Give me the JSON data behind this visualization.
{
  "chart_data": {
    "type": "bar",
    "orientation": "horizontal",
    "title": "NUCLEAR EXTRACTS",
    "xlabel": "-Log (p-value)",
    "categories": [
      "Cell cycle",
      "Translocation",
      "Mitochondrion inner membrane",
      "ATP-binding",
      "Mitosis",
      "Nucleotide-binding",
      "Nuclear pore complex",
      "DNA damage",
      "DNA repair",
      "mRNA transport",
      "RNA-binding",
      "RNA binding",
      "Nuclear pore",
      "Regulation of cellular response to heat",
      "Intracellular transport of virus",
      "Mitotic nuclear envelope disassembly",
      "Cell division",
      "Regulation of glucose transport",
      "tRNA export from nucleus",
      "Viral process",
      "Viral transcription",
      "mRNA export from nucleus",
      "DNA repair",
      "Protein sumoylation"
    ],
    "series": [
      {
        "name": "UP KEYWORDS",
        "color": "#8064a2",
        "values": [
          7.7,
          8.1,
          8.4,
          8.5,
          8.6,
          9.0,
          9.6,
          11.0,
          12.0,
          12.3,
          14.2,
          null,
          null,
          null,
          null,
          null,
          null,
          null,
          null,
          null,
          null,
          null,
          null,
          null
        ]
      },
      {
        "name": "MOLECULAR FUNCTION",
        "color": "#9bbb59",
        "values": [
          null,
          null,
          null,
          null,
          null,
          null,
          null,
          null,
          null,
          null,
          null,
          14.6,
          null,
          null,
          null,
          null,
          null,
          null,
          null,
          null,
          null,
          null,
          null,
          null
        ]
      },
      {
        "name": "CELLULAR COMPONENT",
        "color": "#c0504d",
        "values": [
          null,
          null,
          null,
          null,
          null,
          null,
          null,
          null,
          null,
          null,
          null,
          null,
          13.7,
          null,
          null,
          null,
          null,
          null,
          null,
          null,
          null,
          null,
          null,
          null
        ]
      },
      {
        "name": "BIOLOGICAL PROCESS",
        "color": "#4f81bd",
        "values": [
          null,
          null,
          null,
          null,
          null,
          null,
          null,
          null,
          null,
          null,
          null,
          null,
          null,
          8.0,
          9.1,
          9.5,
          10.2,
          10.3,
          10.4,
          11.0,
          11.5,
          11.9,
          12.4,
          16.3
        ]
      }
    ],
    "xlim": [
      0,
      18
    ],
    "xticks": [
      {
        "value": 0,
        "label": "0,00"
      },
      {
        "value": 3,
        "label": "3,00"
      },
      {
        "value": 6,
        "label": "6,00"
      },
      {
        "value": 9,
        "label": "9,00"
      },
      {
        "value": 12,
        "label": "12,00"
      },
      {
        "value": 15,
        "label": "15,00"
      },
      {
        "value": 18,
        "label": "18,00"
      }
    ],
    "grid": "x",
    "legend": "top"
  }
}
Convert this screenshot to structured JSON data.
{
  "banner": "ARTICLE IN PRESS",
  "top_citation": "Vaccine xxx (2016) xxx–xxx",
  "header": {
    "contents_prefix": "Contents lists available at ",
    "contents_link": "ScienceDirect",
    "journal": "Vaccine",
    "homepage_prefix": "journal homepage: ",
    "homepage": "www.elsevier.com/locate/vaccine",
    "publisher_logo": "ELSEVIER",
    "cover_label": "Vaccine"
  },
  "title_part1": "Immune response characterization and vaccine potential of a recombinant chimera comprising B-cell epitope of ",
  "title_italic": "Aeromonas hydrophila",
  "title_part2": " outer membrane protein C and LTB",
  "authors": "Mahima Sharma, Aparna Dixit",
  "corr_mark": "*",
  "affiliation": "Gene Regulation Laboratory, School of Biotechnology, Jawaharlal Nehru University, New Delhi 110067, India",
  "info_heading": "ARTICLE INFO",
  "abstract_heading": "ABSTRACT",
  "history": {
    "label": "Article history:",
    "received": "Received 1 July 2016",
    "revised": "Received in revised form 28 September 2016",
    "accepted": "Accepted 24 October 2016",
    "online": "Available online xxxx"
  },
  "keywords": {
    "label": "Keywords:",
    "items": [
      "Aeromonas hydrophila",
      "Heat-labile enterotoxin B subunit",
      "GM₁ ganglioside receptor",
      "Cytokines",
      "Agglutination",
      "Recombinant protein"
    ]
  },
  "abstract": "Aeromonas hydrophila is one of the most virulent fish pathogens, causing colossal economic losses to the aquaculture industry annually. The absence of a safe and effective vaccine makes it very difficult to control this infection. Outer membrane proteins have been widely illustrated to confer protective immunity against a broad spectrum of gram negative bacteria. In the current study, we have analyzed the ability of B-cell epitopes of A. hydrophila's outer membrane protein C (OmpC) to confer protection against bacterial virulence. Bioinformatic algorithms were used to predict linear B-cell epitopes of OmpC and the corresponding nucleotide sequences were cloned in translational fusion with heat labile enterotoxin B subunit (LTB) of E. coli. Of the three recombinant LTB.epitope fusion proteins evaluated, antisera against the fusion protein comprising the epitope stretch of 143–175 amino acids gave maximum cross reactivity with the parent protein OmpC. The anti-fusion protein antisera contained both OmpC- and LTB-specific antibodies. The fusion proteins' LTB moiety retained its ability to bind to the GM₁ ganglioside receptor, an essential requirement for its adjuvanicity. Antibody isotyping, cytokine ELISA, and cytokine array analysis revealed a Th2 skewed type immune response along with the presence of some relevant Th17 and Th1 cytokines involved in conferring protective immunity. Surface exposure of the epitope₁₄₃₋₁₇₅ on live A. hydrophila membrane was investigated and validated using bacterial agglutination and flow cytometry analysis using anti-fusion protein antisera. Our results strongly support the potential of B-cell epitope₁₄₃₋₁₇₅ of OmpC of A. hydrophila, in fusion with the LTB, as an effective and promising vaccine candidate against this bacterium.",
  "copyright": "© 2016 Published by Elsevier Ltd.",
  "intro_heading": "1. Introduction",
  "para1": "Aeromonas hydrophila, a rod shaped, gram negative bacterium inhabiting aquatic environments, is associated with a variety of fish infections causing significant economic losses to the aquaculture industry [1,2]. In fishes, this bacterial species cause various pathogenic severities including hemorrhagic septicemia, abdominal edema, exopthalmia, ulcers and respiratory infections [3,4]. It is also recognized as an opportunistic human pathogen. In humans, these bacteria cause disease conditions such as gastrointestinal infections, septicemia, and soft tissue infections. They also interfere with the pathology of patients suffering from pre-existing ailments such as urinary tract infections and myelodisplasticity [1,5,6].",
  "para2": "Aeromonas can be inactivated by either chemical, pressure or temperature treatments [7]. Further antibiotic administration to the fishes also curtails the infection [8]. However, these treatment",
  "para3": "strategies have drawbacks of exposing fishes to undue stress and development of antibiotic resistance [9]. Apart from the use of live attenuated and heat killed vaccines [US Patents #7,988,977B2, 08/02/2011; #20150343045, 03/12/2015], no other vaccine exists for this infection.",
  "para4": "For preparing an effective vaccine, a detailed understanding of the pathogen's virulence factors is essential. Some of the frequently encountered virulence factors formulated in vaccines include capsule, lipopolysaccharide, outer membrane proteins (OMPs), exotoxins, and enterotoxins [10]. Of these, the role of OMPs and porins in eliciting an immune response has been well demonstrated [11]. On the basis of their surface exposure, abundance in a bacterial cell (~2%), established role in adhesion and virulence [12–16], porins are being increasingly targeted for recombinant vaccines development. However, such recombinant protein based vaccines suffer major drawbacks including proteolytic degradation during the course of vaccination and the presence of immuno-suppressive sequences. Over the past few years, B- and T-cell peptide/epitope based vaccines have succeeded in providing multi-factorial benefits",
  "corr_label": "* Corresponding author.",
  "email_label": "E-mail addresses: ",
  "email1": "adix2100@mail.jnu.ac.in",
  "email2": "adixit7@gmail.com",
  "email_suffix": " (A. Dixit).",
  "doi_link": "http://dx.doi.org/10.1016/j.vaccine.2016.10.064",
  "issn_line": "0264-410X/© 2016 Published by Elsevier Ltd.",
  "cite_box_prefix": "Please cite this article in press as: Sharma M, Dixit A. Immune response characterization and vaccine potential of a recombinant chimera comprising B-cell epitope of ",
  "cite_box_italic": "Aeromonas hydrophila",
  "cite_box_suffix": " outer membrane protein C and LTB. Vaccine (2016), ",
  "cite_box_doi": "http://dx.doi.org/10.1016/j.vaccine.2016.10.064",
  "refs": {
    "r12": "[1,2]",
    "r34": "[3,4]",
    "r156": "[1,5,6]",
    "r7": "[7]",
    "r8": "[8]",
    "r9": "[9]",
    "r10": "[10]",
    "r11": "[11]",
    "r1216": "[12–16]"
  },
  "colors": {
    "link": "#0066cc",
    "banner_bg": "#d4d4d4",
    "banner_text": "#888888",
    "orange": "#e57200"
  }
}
--------------------------------
*Exercise brief*
Your answer must be a single number: the count of lines in these records that contain "However".

*Written answer*
2